Exercise prompt:
Scan the listing below and copy every line holding "JSON".

#### Recorded information

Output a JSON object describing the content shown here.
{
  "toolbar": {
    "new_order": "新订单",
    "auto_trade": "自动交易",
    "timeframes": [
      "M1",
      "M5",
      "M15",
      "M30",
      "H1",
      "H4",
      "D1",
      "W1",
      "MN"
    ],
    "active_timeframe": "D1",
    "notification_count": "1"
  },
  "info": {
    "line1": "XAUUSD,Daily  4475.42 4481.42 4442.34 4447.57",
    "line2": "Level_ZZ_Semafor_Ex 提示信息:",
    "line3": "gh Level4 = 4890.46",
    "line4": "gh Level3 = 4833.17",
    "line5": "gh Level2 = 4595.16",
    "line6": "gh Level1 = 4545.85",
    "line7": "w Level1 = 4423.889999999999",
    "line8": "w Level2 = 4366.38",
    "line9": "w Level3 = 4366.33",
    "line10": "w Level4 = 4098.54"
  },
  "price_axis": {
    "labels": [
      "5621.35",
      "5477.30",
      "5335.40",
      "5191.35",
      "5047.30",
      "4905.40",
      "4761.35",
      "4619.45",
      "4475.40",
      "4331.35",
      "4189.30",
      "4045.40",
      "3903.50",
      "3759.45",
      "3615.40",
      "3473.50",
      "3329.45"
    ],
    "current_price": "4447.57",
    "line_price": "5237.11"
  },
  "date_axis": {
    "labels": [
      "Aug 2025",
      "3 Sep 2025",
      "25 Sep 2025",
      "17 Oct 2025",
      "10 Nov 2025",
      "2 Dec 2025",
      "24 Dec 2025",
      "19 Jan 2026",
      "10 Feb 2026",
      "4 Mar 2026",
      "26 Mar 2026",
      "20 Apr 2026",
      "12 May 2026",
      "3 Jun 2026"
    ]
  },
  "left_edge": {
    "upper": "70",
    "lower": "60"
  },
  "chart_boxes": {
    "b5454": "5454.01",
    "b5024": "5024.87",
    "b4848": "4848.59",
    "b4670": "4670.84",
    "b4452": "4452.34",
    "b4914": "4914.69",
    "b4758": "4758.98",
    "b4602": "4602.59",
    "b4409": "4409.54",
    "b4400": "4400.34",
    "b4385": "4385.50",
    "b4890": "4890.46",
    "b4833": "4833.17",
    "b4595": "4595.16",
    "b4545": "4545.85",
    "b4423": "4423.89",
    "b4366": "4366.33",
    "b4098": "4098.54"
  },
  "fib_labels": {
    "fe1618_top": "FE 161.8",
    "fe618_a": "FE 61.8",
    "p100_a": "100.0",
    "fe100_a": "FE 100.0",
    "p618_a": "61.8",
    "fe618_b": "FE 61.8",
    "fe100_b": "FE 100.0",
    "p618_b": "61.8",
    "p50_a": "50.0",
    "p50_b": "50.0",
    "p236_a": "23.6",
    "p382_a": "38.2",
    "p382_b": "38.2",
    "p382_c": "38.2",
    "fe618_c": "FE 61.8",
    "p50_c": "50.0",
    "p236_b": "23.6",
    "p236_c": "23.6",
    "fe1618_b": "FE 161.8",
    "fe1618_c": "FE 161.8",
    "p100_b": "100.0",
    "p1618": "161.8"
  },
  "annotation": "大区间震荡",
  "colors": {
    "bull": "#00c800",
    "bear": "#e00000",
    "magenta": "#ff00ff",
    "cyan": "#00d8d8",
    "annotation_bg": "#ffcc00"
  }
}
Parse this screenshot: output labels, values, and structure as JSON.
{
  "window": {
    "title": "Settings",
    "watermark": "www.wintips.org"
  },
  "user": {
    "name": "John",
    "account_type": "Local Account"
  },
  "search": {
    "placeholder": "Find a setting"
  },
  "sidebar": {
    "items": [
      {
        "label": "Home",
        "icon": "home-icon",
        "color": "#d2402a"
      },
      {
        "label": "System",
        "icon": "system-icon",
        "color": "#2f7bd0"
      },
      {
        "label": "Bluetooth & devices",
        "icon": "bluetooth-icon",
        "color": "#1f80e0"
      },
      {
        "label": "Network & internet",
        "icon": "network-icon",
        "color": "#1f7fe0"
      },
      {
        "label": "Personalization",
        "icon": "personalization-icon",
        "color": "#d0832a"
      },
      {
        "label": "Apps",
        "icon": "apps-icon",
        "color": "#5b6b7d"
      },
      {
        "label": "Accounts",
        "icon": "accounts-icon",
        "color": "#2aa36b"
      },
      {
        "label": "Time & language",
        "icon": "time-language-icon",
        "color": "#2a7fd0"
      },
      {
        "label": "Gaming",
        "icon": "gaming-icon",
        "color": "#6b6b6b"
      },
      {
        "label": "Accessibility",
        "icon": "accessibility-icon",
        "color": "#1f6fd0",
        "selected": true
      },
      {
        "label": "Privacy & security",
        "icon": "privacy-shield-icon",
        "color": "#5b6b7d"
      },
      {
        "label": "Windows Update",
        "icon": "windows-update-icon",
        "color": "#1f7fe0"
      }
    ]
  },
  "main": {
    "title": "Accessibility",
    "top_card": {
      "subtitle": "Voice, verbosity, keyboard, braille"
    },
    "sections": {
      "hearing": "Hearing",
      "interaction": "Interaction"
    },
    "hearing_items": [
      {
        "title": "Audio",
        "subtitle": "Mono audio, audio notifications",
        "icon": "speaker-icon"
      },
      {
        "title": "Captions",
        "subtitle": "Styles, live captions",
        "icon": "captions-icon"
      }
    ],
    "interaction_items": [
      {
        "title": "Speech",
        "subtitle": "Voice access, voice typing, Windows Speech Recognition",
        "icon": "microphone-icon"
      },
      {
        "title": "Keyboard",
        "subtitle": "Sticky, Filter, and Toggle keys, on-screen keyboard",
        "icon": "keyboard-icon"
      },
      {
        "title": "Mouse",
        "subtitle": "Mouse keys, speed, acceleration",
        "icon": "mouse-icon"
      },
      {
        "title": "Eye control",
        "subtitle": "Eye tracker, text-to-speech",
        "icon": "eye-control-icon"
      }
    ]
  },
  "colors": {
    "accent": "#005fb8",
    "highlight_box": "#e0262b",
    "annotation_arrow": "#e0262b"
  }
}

########

Response below:
Output a JSON object describing the content shown here.
Parse this screenshot: output labels, values, and structure as JSON.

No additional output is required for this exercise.